_The records_
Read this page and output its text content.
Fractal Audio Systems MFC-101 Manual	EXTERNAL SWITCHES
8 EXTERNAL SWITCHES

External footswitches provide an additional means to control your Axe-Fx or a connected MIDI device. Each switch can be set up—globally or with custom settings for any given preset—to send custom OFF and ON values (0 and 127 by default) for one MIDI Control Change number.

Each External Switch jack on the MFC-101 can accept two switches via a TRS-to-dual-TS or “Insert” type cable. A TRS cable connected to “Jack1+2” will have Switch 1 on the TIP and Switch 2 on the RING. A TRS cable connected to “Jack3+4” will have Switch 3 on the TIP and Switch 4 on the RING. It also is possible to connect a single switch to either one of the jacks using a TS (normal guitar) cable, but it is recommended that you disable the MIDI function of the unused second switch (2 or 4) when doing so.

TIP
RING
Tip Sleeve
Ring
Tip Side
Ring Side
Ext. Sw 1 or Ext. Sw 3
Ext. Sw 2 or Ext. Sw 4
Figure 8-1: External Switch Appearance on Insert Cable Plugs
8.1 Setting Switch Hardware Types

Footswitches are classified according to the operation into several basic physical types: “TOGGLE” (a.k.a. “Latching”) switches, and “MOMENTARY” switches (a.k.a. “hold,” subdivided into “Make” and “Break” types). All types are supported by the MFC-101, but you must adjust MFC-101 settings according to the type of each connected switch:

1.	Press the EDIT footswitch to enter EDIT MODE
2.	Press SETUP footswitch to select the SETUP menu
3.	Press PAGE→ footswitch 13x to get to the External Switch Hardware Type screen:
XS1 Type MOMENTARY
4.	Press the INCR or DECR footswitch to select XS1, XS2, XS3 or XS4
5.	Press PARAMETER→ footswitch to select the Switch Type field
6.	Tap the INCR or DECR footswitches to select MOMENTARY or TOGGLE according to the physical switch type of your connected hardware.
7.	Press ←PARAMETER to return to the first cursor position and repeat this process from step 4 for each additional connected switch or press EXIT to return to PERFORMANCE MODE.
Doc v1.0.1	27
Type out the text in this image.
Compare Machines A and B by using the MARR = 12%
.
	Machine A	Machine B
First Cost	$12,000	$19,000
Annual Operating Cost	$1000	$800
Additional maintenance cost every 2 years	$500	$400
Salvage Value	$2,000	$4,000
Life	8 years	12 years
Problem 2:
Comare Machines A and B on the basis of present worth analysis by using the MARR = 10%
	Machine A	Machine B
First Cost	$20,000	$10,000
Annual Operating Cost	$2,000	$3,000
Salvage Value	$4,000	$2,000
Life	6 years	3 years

_What is being asked_
Write the listing out again, exactly as shown above.

_Answer to this problem_
Read this page and output its text content.
Fractal Audio Systems MFC-101 Manual	EXTERNAL SWITCHES
8 EXTERNAL SWITCHES

External footswitches provide an additional means to control your Axe-Fx or a connected MIDI device. Each switch can be set up—globally or with custom settings for any given preset—to send custom OFF and ON values (0 and 127 by default) for one MIDI Control Change number.

Each External Switch jack on the MFC-101 can accept two switches via a TRS-to-dual-TS or “Insert” type cable. A TRS cable connected to “Jack1+2” will have Switch 1 on the TIP and Switch 2 on the RING. A TRS cable connected to “Jack3+4” will have Switch 3 on the TIP and Switch 4 on the RING. It also is possible to connect a single switch to either one of the jacks using a TS (normal guitar) cable, but it is recommended that you disable the MIDI function of the unused second switch (2 or 4) when doing so.

TIP
RING
Tip Sleeve
Ring
Tip Side
Ring Side
Ext. Sw 1 or Ext. Sw 3
Ext. Sw 2 or Ext. Sw 4
Figure 8-1: External Switch Appearance on Insert Cable Plugs
8.1 Setting Switch Hardware Types

Footswitches are classified according to the operation into several basic physical types: “TOGGLE” (a.k.a. “Latching”) switches, and “MOMENTARY” switches (a.k.a. “hold,” subdivided into “Make” and “Break” types). All types are supported by the MFC-101, but you must adjust MFC-101 settings according to the type of each connected switch:

1.	Press the EDIT footswitch to enter EDIT MODE
2.	Press SETUP footswitch to select the SETUP menu
3.	Press PAGE→ footswitch 13x to get to the External Switch Hardware Type screen:
XS1 Type MOMENTARY
4.	Press the INCR or DECR footswitch to select XS1, XS2, XS3 or XS4
5.	Press PARAMETER→ footswitch to select the Switch Type field
6.	Tap the INCR or DECR footswitches to select MOMENTARY or TOGGLE according to the physical switch type of your connected hardware.
7.	Press ←PARAMETER to return to the first cursor position and repeat this process from step 4 for each additional connected switch or press EXIT to return to PERFORMANCE MODE.
Doc v1.0.1	27
Type out the text in this image.
Compare Machines A and B by using the MARR = 12%
.
	Machine A	Machine B
First Cost	$12,000	$19,000
Annual Operating Cost	$1000	$800
Additional maintenance cost every 2 years	$500	$400
Salvage Value	$2,000	$4,000
Life	8 years	12 years
Problem 2:
Comare Machines A and B on the basis of present worth analysis by using the MARR = 10%
	Machine A	Machine B
First Cost	$20,000	$10,000
Annual Operating Cost	$2,000	$3,000
Salvage Value	$4,000	$2,000
Life	6 years	3 years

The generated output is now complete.